MATERIALS PROVIDED →
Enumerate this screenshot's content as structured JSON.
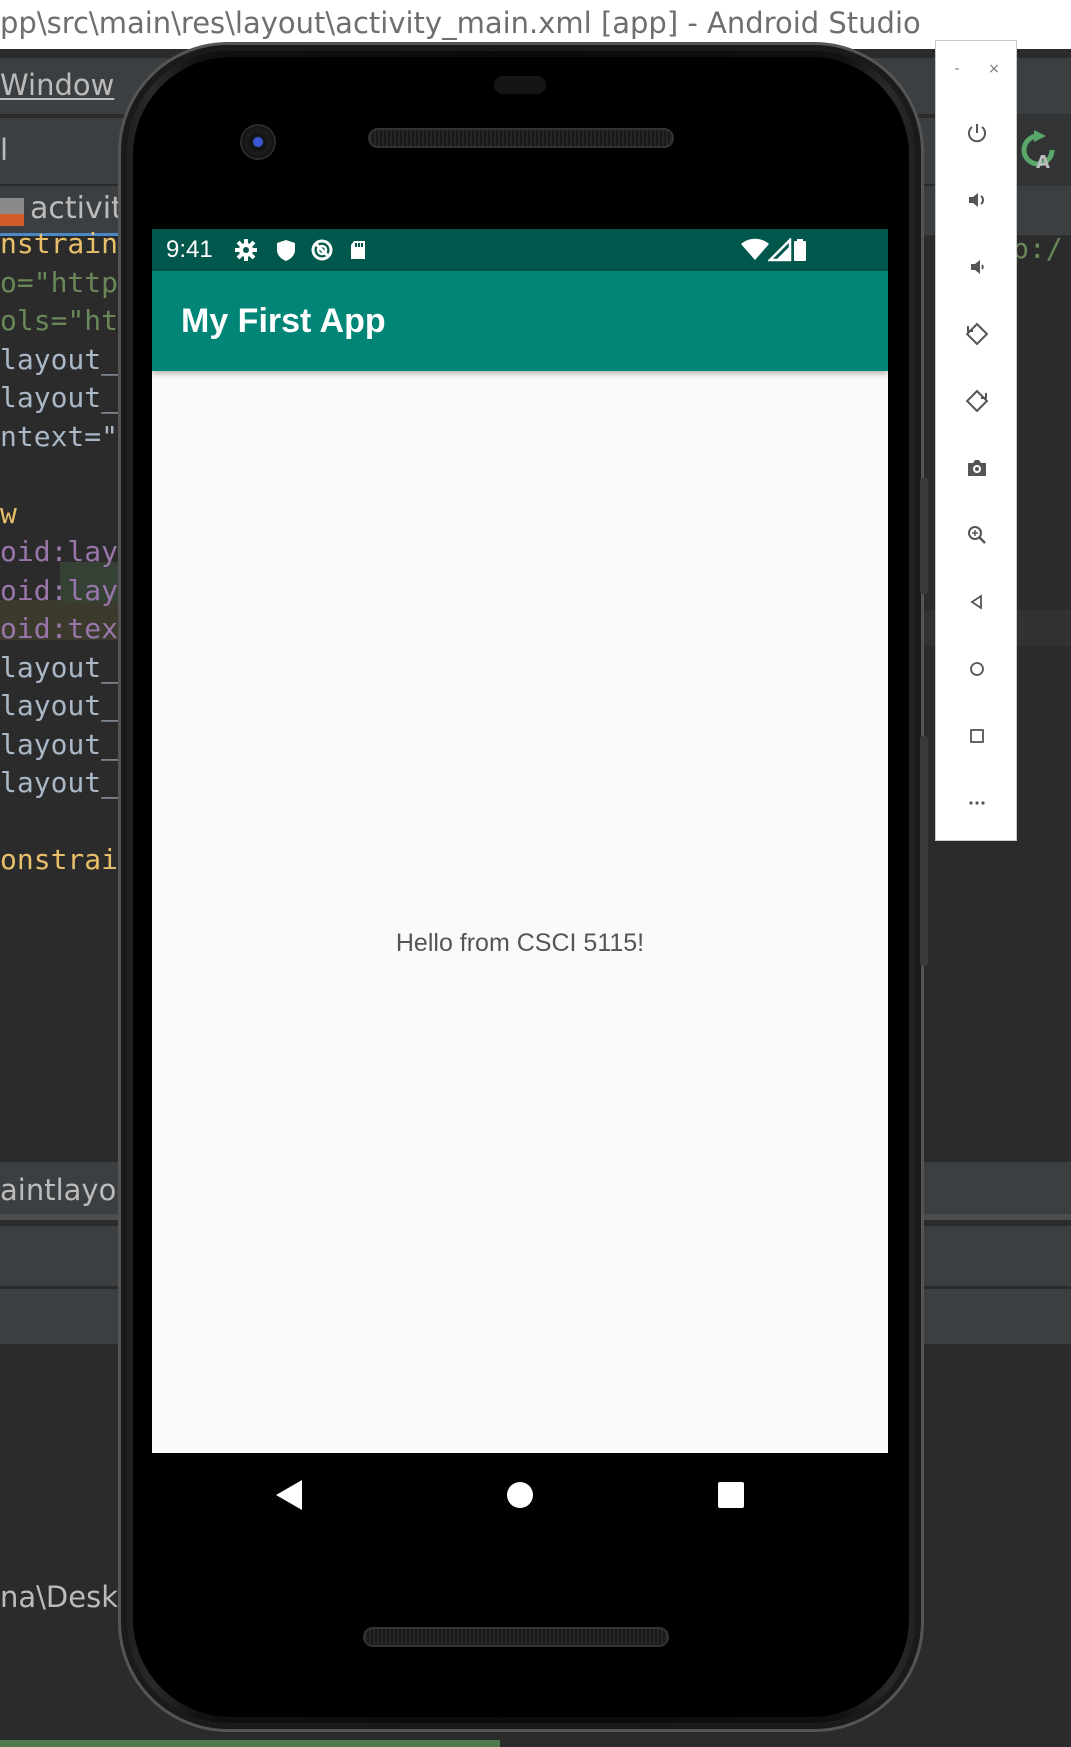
{
  "ide": {
    "window_title": "pp\\src\\main\\res\\layout\\activity_main.xml [app] - Android Studio",
    "menu_window": "Window",
    "toolbar_fragment": "l",
    "editor_tab_label": "activity",
    "panel_header": "aintlayout",
    "project_path": "na\\Deskt",
    "right_code_fragment": "p:/"
  },
  "code_lines": [
    {
      "text": "nstrain",
      "cls": "c-tag"
    },
    {
      "text": "o=\"http",
      "cls": "c-str"
    },
    {
      "text": "ols=\"ht",
      "cls": "c-str"
    },
    {
      "text": "layout_",
      "cls": "c-plain"
    },
    {
      "text": "layout_",
      "cls": "c-plain"
    },
    {
      "text": "ntext=\"",
      "cls": "c-plain"
    },
    {
      "text": "",
      "cls": "c-plain"
    },
    {
      "text": "w",
      "cls": "c-tag"
    },
    {
      "text": "oid:lay",
      "cls": "c-attr"
    },
    {
      "text": "oid:lay",
      "cls": "c-attr"
    },
    {
      "text": "oid:tex",
      "cls": "c-attr"
    },
    {
      "text": "layout_",
      "cls": "c-plain"
    },
    {
      "text": "layout_",
      "cls": "c-plain"
    },
    {
      "text": "layout_",
      "cls": "c-plain"
    },
    {
      "text": "layout_",
      "cls": "c-plain"
    },
    {
      "text": "",
      "cls": "c-plain"
    },
    {
      "text": "onstrai",
      "cls": "c-tag"
    }
  ],
  "device": {
    "status_time": "9:41",
    "app_title": "My First App",
    "hello_text": "Hello from CSCI 5115!"
  },
  "emulator_toolbar": {
    "minimize": "-",
    "close": "×",
    "buttons": [
      {
        "name": "power-icon"
      },
      {
        "name": "volume-up-icon"
      },
      {
        "name": "volume-down-icon"
      },
      {
        "name": "rotate-left-icon"
      },
      {
        "name": "rotate-right-icon"
      },
      {
        "name": "camera-icon"
      },
      {
        "name": "zoom-icon"
      },
      {
        "name": "back-icon"
      },
      {
        "name": "home-icon"
      },
      {
        "name": "overview-icon"
      },
      {
        "name": "more-icon"
      }
    ]
  },
  "colors": {
    "status_bar": "#00574b",
    "app_bar": "#008577",
    "screen_bg": "#fafafa"
  }
}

SET TASK → Restate each entry word for word, please, but drop any images it holds.

EXERCISE RESPONSE →
Enumerate this screenshot's content as structured JSON.
{
  "ide": {
    "window_title": "pp\\src\\main\\res\\layout\\activity_main.xml [app] - Android Studio",
    "menu_window": "Window",
    "toolbar_fragment": "l",
    "editor_tab_label": "activity",
    "panel_header": "aintlayout",
    "project_path": "na\\Deskt",
    "right_code_fragment": "p:/"
  },
  "code_lines": [
    {
      "text": "nstrain",
      "cls": "c-tag"
    },
    {
      "text": "o=\"http",
      "cls": "c-str"
    },
    {
      "text": "ols=\"ht",
      "cls": "c-str"
    },
    {
      "text": "layout_",
      "cls": "c-plain"
    },
    {
      "text": "layout_",
      "cls": "c-plain"
    },
    {
      "text": "ntext=\"",
      "cls": "c-plain"
    },
    {
      "text": "",
      "cls": "c-plain"
    },
    {
      "text": "w",
      "cls": "c-tag"
    },
    {
      "text": "oid:lay",
      "cls": "c-attr"
    },
    {
      "text": "oid:lay",
      "cls": "c-attr"
    },
    {
      "text": "oid:tex",
      "cls": "c-attr"
    },
    {
      "text": "layout_",
      "cls": "c-plain"
    },
    {
      "text": "layout_",
      "cls": "c-plain"
    },
    {
      "text": "layout_",
      "cls": "c-plain"
    },
    {
      "text": "layout_",
      "cls": "c-plain"
    },
    {
      "text": "",
      "cls": "c-plain"
    },
    {
      "text": "onstrai",
      "cls": "c-tag"
    }
  ],
  "device": {
    "status_time": "9:41",
    "app_title": "My First App",
    "hello_text": "Hello from CSCI 5115!"
  },
  "emulator_toolbar": {
    "minimize": "-",
    "close": "×",
    "buttons": [
      {
        "name": "power-icon"
      },
      {
        "name": "volume-up-icon"
      },
      {
        "name": "volume-down-icon"
      },
      {
        "name": "rotate-left-icon"
      },
      {
        "name": "rotate-right-icon"
      },
      {
        "name": "camera-icon"
      },
      {
        "name": "zoom-icon"
      },
      {
        "name": "back-icon"
      },
      {
        "name": "home-icon"
      },
      {
        "name": "overview-icon"
      },
      {
        "name": "more-icon"
      }
    ]
  },
  "colors": {
    "status_bar": "#00574b",
    "app_bar": "#008577",
    "screen_bg": "#fafafa"
  }
}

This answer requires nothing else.